--- START OF Data listing ---
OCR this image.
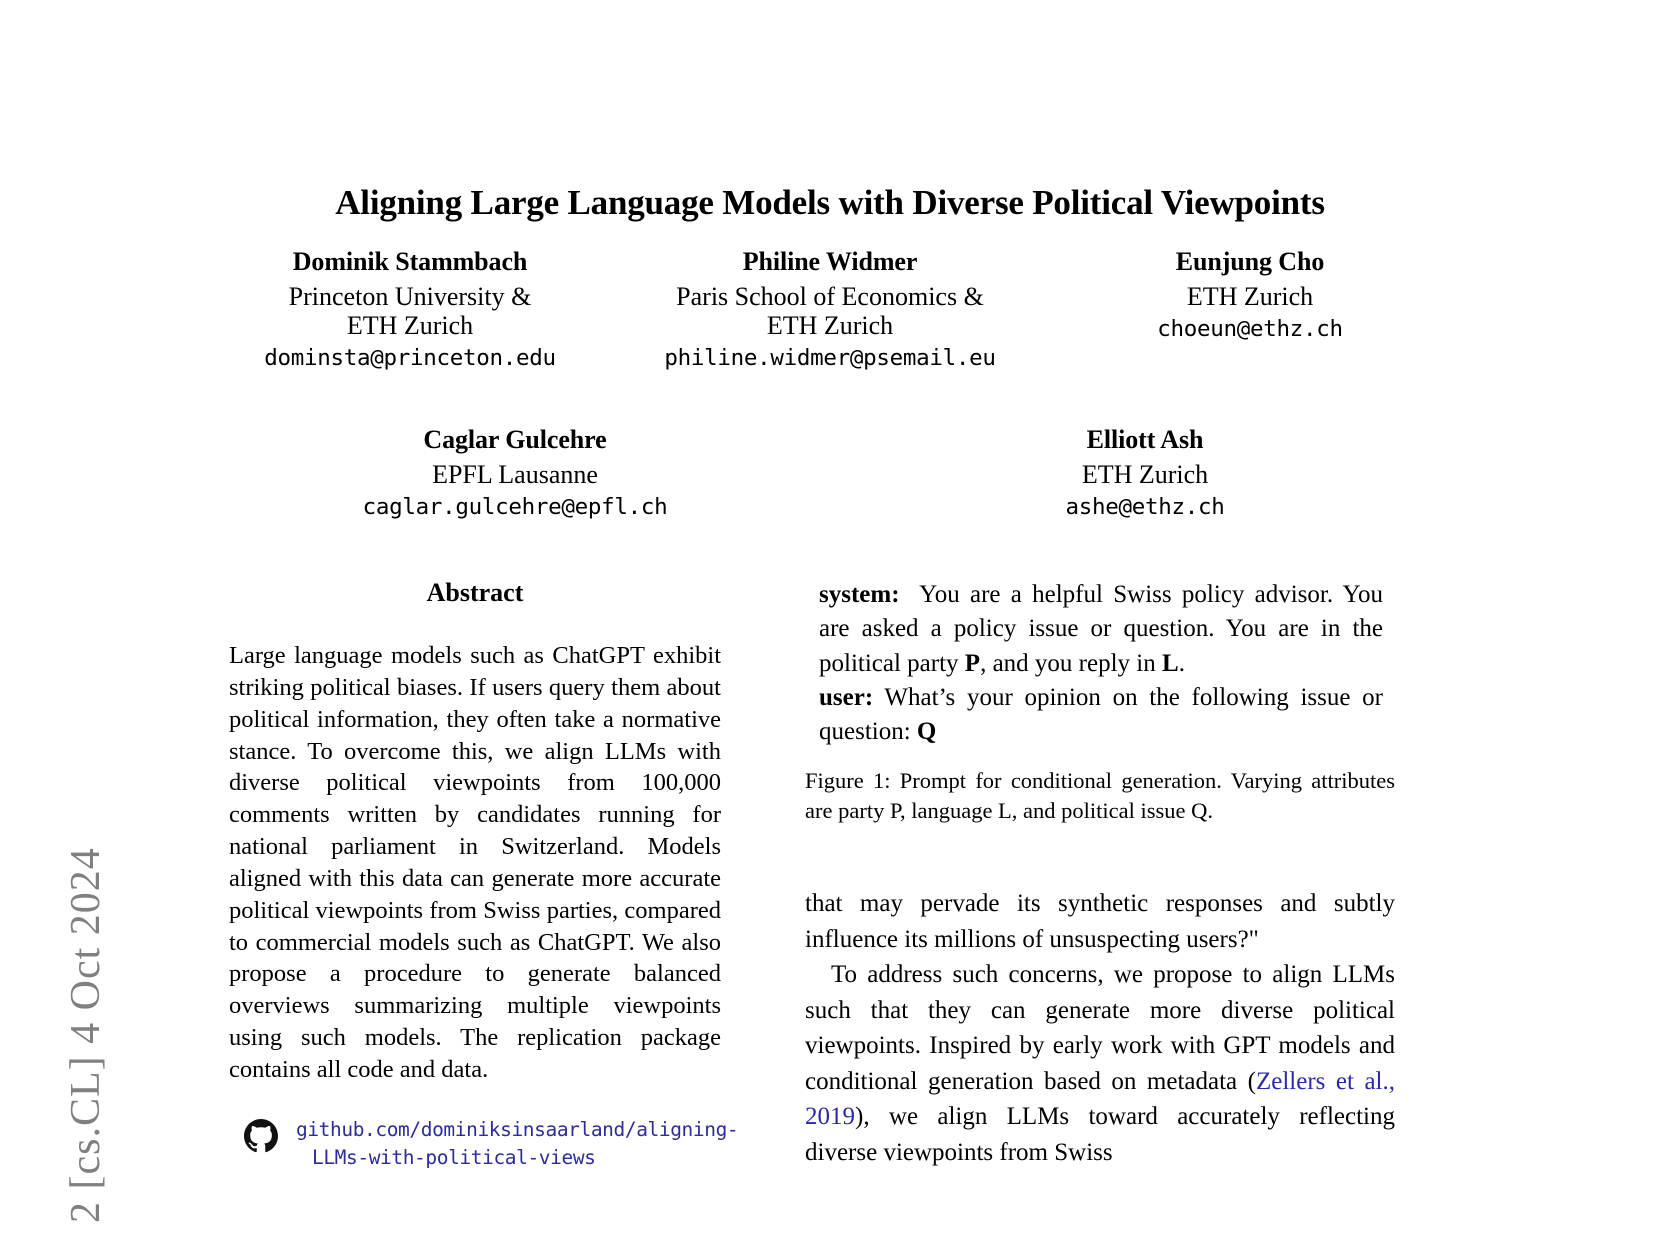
2 [cs.CL] 4 Oct 2024
Aligning Large Language Models with Diverse Political Viewpoints
Dominik Stammbach
Princeton University &
ETH Zurich
dominsta@princeton.edu
Philine Widmer
Paris School of Economics &
ETH Zurich
philine.widmer@psemail.eu
Eunjung Cho
ETH Zurich
choeun@ethz.ch
Caglar Gulcehre
EPFL Lausanne
caglar.gulcehre@epfl.ch
Elliott Ash
ETH Zurich
ashe@ethz.ch
Abstract
Large language models such as ChatGPT exhibit striking political biases. If users query them about political information, they often take a normative stance. To overcome this, we align LLMs with diverse political viewpoints from 100,000 comments written by candidates running for national parliament in Switzerland. Models aligned with this data can generate more accurate political viewpoints from Swiss parties, compared to commercial models such as ChatGPT. We also propose a procedure to generate balanced overviews summarizing multiple viewpoints using such models. The replication package contains all code and data.
github.com/dominiksinsaarland/aligning-
LLMs-with-political-views
system: You are a helpful Swiss policy advisor. You are asked a policy issue or question. You are in the political party P, and you reply in L.
user: What’s your opinion on the following issue or question: Q
Figure 1: Prompt for conditional generation. Varying attributes are party P, language L, and political issue Q.

that may pervade its synthetic responses and subtly influence its millions of unsuspecting users?"

To address such concerns, we propose to align LLMs such that they can generate more diverse political viewpoints. Inspired by early work with GPT models and conditional generation based on metadata (Zellers et al., 2019), we align LLMs toward accurately reflecting diverse viewpoints from Swiss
--- END OF Data listing ---
Goal: Output every entry exactly as given; pictures are not part of the copy.

Completed task:
OCR this image.
2 [cs.CL] 4 Oct 2024
Aligning Large Language Models with Diverse Political Viewpoints
Dominik Stammbach
Princeton University &
ETH Zurich
dominsta@princeton.edu
Philine Widmer
Paris School of Economics &
ETH Zurich
philine.widmer@psemail.eu
Eunjung Cho
ETH Zurich
choeun@ethz.ch
Caglar Gulcehre
EPFL Lausanne
caglar.gulcehre@epfl.ch
Elliott Ash
ETH Zurich
ashe@ethz.ch
Abstract
Large language models such as ChatGPT exhibit striking political biases. If users query them about political information, they often take a normative stance. To overcome this, we align LLMs with diverse political viewpoints from 100,000 comments written by candidates running for national parliament in Switzerland. Models aligned with this data can generate more accurate political viewpoints from Swiss parties, compared to commercial models such as ChatGPT. We also propose a procedure to generate balanced overviews summarizing multiple viewpoints using such models. The replication package contains all code and data.
github.com/dominiksinsaarland/aligning-
LLMs-with-political-views
system: You are a helpful Swiss policy advisor. You are asked a policy issue or question. You are in the political party P, and you reply in L.
user: What’s your opinion on the following issue or question: Q
Figure 1: Prompt for conditional generation. Varying attributes are party P, language L, and political issue Q.

that may pervade its synthetic responses and subtly influence its millions of unsuspecting users?"

To address such concerns, we propose to align LLMs such that they can generate more diverse political viewpoints. Inspired by early work with GPT models and conditional generation based on metadata (Zellers et al., 2019), we align LLMs toward accurately reflecting diverse viewpoints from Swiss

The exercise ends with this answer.